— Objective —
Show only lines that include "image".

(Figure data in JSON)
-- begin --

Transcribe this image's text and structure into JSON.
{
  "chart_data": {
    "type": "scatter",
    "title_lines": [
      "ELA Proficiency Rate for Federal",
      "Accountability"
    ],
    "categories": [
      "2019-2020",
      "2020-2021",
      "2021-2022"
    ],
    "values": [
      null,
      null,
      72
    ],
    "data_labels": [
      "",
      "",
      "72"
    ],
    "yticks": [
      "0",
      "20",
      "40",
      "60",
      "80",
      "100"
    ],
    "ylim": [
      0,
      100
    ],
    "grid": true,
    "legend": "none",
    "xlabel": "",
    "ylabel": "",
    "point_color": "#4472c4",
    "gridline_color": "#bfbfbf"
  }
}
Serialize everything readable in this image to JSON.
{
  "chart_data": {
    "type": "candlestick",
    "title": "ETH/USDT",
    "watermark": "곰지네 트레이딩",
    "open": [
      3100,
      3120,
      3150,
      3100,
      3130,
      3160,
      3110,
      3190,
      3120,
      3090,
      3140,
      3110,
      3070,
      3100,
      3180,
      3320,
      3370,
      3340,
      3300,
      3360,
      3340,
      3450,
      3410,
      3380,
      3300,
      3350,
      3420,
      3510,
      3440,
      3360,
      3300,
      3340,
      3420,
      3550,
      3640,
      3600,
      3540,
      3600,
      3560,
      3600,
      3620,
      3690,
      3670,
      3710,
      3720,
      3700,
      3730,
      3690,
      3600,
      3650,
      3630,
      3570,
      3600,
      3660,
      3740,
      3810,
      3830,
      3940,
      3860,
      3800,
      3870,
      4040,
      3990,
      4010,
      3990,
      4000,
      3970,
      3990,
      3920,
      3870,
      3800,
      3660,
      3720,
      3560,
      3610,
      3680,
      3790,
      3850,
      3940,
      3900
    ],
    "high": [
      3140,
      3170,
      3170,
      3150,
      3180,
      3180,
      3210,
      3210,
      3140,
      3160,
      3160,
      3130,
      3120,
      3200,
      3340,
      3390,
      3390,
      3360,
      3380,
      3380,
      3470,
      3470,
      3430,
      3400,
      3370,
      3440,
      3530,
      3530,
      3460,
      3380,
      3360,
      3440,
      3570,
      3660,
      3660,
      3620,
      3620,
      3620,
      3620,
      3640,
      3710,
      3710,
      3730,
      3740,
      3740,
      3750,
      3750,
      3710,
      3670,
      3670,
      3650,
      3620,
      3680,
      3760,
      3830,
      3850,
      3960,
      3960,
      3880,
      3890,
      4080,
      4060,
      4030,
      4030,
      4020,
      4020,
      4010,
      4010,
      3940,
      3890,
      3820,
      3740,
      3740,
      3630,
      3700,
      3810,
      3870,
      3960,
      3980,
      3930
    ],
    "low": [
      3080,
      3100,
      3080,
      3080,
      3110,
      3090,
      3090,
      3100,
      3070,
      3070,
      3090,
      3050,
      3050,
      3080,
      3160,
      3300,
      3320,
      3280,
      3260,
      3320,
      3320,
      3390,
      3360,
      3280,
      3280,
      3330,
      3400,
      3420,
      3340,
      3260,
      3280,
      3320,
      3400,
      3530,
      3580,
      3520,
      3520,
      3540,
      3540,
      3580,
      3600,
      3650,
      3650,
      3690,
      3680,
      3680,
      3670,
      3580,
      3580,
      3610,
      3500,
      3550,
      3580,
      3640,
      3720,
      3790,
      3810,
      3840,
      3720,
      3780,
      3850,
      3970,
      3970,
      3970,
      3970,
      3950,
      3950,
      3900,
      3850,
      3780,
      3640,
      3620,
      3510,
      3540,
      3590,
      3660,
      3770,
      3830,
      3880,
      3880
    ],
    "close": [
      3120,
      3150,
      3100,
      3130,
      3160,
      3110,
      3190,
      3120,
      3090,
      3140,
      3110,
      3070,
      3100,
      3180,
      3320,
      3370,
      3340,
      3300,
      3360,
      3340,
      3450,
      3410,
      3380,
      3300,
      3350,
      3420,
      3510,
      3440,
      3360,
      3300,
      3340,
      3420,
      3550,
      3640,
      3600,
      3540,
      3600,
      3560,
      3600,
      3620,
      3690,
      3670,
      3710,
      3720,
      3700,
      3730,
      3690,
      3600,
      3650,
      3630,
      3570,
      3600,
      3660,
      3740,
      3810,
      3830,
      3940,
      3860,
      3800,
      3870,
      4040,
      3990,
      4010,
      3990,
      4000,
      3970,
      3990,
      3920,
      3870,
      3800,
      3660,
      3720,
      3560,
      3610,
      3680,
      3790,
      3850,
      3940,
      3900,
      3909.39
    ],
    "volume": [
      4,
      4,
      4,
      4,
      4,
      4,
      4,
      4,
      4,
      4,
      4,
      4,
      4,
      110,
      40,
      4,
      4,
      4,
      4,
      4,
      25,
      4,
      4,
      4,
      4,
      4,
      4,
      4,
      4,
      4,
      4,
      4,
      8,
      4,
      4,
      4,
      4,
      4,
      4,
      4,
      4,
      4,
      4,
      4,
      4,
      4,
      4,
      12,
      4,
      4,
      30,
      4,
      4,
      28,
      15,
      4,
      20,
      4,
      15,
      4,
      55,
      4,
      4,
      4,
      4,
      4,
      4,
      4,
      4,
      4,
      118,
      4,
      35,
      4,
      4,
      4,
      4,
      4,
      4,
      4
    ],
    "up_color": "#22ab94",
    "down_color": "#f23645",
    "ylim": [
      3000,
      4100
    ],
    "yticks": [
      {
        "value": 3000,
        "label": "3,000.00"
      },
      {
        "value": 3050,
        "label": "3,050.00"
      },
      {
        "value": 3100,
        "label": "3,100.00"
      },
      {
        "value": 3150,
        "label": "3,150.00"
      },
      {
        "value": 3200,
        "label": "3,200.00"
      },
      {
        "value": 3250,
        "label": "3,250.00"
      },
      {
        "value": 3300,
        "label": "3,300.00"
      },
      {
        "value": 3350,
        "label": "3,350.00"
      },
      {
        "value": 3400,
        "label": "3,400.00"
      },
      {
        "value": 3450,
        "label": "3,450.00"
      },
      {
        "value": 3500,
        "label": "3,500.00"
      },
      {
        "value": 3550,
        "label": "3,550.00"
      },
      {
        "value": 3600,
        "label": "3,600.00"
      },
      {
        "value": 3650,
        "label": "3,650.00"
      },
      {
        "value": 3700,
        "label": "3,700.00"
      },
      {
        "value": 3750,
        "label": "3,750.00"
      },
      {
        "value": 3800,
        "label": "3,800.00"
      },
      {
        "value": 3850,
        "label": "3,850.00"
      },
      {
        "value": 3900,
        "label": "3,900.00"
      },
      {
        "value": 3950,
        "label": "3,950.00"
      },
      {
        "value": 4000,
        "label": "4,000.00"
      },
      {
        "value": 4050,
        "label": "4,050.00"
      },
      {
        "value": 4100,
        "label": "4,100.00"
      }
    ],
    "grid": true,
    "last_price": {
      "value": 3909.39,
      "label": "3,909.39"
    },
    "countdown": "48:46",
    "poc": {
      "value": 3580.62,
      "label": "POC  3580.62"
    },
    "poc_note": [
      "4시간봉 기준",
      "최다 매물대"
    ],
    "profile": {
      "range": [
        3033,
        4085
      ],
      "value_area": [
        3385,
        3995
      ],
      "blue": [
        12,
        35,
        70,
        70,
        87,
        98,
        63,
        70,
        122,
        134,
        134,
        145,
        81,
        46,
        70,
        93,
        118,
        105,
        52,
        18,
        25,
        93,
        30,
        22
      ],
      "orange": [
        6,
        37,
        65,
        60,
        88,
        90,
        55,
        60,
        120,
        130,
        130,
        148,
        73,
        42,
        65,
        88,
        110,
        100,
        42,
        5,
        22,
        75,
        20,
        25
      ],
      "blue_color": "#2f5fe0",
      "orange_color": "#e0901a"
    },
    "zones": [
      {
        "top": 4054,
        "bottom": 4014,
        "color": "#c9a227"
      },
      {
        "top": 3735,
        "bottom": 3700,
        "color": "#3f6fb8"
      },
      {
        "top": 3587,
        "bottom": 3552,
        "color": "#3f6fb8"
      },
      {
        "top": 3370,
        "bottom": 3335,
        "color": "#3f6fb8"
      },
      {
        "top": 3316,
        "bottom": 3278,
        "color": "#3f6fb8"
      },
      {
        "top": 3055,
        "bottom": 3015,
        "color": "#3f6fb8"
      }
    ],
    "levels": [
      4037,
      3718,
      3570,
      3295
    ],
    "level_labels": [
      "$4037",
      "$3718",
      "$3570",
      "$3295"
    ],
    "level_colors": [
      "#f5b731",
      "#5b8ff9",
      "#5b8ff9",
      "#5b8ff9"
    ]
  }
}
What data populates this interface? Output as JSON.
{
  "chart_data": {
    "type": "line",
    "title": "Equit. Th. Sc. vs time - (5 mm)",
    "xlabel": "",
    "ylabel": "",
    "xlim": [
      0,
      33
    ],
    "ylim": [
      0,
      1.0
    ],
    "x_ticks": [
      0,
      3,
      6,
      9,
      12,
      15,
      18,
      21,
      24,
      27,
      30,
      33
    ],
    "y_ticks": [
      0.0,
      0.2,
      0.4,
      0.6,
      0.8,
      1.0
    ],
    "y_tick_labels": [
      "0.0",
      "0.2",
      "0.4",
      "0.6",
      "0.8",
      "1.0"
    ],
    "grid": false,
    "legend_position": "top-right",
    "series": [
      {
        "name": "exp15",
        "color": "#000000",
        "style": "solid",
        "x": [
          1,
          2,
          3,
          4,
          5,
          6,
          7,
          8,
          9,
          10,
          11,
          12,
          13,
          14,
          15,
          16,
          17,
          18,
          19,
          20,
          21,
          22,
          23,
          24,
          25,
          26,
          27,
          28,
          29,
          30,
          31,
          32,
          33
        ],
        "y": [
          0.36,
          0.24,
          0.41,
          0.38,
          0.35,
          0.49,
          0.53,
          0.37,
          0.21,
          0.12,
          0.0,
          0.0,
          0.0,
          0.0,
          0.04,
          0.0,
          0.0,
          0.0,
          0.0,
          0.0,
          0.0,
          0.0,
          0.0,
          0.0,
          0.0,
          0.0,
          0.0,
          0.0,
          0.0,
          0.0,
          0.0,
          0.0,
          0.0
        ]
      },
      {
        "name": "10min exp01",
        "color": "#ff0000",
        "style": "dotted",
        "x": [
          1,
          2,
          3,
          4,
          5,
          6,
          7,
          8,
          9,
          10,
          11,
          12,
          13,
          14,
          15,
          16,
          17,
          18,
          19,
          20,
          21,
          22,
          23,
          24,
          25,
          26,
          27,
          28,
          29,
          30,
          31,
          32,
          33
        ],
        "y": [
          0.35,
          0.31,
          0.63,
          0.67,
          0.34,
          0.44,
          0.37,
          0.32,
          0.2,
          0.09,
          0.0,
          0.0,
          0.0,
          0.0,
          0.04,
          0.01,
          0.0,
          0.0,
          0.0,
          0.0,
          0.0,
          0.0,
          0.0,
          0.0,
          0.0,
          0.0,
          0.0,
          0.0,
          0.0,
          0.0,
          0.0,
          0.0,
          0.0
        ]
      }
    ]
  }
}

-- end --

— The reply —
Transcribe this image's text and structure into JSON.
Serialize everything readable in this image to JSON.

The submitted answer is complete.